(Data entries for graphics)
--- START ---
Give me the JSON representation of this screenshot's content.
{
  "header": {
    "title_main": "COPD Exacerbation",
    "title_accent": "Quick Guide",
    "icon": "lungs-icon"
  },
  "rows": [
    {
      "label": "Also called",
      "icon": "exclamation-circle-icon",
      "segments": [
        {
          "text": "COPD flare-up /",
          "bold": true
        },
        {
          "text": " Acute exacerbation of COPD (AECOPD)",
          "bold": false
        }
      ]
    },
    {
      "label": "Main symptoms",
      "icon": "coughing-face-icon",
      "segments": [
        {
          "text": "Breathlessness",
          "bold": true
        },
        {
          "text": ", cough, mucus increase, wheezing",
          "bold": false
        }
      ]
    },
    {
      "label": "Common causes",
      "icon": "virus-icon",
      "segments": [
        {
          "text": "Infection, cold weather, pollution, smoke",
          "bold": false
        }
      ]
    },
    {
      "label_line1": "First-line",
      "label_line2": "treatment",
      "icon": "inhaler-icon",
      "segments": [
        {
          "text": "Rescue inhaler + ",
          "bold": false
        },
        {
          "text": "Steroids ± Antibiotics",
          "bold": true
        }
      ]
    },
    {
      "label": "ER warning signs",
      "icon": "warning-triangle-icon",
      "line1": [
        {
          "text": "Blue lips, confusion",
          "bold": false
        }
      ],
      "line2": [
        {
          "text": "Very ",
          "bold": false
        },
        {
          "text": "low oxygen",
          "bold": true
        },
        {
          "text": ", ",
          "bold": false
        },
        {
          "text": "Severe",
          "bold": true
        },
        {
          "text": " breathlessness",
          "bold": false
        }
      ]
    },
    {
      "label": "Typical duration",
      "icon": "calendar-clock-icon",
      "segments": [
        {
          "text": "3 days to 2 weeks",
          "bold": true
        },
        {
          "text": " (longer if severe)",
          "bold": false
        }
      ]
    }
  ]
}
--- END ---
Action item> Every record must be output again with its wording unchanged.

Problem solution>
Give me the JSON representation of this screenshot's content.
{
  "header": {
    "title_main": "COPD Exacerbation",
    "title_accent": "Quick Guide",
    "icon": "lungs-icon"
  },
  "rows": [
    {
      "label": "Also called",
      "icon": "exclamation-circle-icon",
      "segments": [
        {
          "text": "COPD flare-up /",
          "bold": true
        },
        {
          "text": " Acute exacerbation of COPD (AECOPD)",
          "bold": false
        }
      ]
    },
    {
      "label": "Main symptoms",
      "icon": "coughing-face-icon",
      "segments": [
        {
          "text": "Breathlessness",
          "bold": true
        },
        {
          "text": ", cough, mucus increase, wheezing",
          "bold": false
        }
      ]
    },
    {
      "label": "Common causes",
      "icon": "virus-icon",
      "segments": [
        {
          "text": "Infection, cold weather, pollution, smoke",
          "bold": false
        }
      ]
    },
    {
      "label_line1": "First-line",
      "label_line2": "treatment",
      "icon": "inhaler-icon",
      "segments": [
        {
          "text": "Rescue inhaler + ",
          "bold": false
        },
        {
          "text": "Steroids ± Antibiotics",
          "bold": true
        }
      ]
    },
    {
      "label": "ER warning signs",
      "icon": "warning-triangle-icon",
      "line1": [
        {
          "text": "Blue lips, confusion",
          "bold": false
        }
      ],
      "line2": [
        {
          "text": "Very ",
          "bold": false
        },
        {
          "text": "low oxygen",
          "bold": true
        },
        {
          "text": ", ",
          "bold": false
        },
        {
          "text": "Severe",
          "bold": true
        },
        {
          "text": " breathlessness",
          "bold": false
        }
      ]
    },
    {
      "label": "Typical duration",
      "icon": "calendar-clock-icon",
      "segments": [
        {
          "text": "3 days to 2 weeks",
          "bold": true
        },
        {
          "text": " (longer if severe)",
          "bold": false
        }
      ]
    }
  ]
}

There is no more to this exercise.